> _Do this_:
Copy each line exactly. Leave nothing out.

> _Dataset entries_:
## START

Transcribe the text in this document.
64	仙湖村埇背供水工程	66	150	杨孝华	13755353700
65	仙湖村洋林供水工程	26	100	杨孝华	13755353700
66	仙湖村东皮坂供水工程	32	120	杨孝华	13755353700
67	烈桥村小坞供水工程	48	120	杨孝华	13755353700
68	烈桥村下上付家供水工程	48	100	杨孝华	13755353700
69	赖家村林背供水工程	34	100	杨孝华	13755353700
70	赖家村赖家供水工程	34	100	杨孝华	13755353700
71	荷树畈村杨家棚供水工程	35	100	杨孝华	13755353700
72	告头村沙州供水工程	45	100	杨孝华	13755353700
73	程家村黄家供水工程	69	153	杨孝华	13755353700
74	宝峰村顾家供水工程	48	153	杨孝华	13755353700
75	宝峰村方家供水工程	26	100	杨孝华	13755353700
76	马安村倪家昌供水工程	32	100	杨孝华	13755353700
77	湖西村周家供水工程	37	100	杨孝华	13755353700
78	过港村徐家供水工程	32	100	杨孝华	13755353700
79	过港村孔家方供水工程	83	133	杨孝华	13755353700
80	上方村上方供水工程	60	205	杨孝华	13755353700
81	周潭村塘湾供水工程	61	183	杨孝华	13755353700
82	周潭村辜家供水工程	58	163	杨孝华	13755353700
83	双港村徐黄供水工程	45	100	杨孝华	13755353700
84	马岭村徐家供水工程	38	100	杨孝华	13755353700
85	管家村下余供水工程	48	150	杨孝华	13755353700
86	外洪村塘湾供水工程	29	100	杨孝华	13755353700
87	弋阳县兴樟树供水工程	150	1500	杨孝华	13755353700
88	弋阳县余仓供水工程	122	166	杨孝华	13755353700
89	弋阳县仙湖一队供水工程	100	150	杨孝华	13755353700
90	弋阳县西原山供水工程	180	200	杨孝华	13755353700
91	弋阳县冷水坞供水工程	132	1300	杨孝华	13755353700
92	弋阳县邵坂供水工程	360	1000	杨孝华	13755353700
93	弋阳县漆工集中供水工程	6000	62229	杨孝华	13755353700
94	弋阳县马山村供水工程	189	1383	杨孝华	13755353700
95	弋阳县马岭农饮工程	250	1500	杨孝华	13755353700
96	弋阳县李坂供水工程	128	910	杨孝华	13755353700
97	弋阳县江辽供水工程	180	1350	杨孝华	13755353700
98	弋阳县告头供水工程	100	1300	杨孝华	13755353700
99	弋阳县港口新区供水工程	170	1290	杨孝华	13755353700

## END

> _Worked answer_:
Transcribe the text in this document.
64	仙湖村埇背供水工程	66	150	杨孝华	13755353700
65	仙湖村洋林供水工程	26	100	杨孝华	13755353700
66	仙湖村东皮坂供水工程	32	120	杨孝华	13755353700
67	烈桥村小坞供水工程	48	120	杨孝华	13755353700
68	烈桥村下上付家供水工程	48	100	杨孝华	13755353700
69	赖家村林背供水工程	34	100	杨孝华	13755353700
70	赖家村赖家供水工程	34	100	杨孝华	13755353700
71	荷树畈村杨家棚供水工程	35	100	杨孝华	13755353700
72	告头村沙州供水工程	45	100	杨孝华	13755353700
73	程家村黄家供水工程	69	153	杨孝华	13755353700
74	宝峰村顾家供水工程	48	153	杨孝华	13755353700
75	宝峰村方家供水工程	26	100	杨孝华	13755353700
76	马安村倪家昌供水工程	32	100	杨孝华	13755353700
77	湖西村周家供水工程	37	100	杨孝华	13755353700
78	过港村徐家供水工程	32	100	杨孝华	13755353700
79	过港村孔家方供水工程	83	133	杨孝华	13755353700
80	上方村上方供水工程	60	205	杨孝华	13755353700
81	周潭村塘湾供水工程	61	183	杨孝华	13755353700
82	周潭村辜家供水工程	58	163	杨孝华	13755353700
83	双港村徐黄供水工程	45	100	杨孝华	13755353700
84	马岭村徐家供水工程	38	100	杨孝华	13755353700
85	管家村下余供水工程	48	150	杨孝华	13755353700
86	外洪村塘湾供水工程	29	100	杨孝华	13755353700
87	弋阳县兴樟树供水工程	150	1500	杨孝华	13755353700
88	弋阳县余仓供水工程	122	166	杨孝华	13755353700
89	弋阳县仙湖一队供水工程	100	150	杨孝华	13755353700
90	弋阳县西原山供水工程	180	200	杨孝华	13755353700
91	弋阳县冷水坞供水工程	132	1300	杨孝华	13755353700
92	弋阳县邵坂供水工程	360	1000	杨孝华	13755353700
93	弋阳县漆工集中供水工程	6000	62229	杨孝华	13755353700
94	弋阳县马山村供水工程	189	1383	杨孝华	13755353700
95	弋阳县马岭农饮工程	250	1500	杨孝华	13755353700
96	弋阳县李坂供水工程	128	910	杨孝华	13755353700
97	弋阳县江辽供水工程	180	1350	杨孝华	13755353700
98	弋阳县告头供水工程	100	1300	杨孝华	13755353700
99	弋阳县港口新区供水工程	170	1290	杨孝华	13755353700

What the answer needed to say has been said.